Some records
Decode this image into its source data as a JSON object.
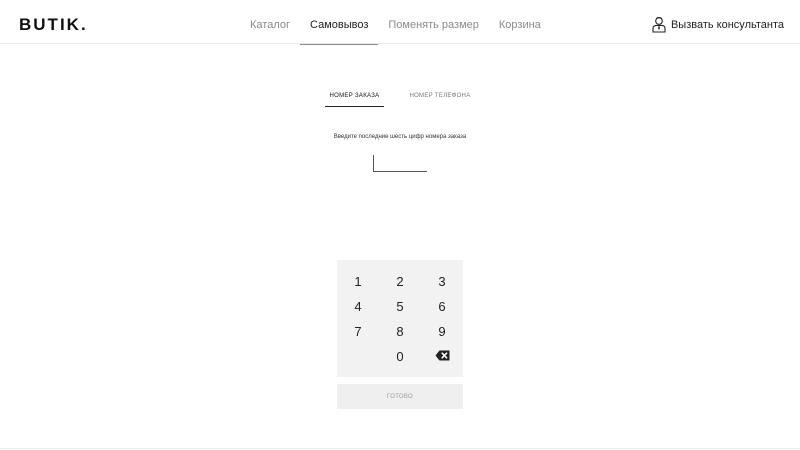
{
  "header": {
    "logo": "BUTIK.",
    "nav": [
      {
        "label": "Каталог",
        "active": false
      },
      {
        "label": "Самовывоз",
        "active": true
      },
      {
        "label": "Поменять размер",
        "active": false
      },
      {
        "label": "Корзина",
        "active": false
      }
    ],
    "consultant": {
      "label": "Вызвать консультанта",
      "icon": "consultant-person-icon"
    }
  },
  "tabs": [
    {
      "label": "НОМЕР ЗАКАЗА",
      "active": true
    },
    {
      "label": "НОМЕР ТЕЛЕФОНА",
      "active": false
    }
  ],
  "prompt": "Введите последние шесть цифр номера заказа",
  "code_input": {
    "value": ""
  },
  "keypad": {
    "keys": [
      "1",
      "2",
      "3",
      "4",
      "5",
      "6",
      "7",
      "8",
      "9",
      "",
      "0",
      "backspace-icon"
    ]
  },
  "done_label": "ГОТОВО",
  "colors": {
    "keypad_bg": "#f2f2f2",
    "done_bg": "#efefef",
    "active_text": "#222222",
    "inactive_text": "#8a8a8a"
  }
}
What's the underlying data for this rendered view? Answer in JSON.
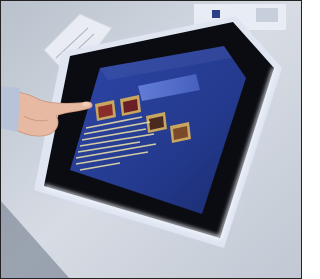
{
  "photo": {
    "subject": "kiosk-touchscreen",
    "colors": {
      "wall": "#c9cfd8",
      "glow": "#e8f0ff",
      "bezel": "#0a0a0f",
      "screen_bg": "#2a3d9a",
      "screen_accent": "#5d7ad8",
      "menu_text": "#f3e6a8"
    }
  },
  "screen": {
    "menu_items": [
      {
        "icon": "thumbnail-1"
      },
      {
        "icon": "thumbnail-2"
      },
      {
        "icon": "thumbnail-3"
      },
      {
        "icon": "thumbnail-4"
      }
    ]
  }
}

...

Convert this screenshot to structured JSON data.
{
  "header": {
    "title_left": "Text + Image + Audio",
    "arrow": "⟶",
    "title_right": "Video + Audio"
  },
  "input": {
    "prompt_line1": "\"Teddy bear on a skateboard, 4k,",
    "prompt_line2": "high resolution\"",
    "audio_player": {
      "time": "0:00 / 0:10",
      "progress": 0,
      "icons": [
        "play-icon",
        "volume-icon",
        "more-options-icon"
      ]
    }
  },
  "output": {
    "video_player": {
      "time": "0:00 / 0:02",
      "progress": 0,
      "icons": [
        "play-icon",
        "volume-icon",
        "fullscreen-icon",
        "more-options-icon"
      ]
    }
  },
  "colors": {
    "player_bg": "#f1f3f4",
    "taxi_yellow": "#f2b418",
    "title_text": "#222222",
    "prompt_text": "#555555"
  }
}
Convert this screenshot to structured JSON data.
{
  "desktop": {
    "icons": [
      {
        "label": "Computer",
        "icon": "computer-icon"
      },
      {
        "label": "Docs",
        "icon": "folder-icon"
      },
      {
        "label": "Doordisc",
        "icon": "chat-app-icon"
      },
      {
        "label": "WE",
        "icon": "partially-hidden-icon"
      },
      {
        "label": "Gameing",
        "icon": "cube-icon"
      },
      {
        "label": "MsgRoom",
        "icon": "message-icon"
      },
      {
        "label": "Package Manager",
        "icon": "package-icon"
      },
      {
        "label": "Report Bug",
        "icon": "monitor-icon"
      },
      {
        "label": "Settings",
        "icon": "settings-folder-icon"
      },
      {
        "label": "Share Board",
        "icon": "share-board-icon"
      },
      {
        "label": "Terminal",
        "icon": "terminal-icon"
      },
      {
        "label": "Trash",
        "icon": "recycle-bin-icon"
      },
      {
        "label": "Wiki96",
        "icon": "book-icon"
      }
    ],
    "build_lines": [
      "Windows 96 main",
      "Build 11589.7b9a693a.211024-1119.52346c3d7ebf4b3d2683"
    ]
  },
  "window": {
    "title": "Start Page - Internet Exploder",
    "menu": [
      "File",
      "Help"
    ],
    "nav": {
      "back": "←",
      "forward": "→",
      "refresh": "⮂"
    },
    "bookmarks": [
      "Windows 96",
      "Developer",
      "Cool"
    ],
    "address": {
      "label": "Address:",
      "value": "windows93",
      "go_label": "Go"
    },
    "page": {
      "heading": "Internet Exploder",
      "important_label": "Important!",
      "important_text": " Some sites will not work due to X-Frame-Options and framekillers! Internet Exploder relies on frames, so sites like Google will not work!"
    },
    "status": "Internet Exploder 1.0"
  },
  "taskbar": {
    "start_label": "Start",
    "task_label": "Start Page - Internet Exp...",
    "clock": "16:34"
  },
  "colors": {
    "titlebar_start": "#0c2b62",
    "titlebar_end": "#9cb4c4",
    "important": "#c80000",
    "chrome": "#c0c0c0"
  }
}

Task
Copy each line above that contains the string "thumbnail".

Full response
        "icon": "thumbnail-1"
        "icon": "thumbnail-2"
        "icon": "thumbnail-3"
        "icon": "thumbnail-4"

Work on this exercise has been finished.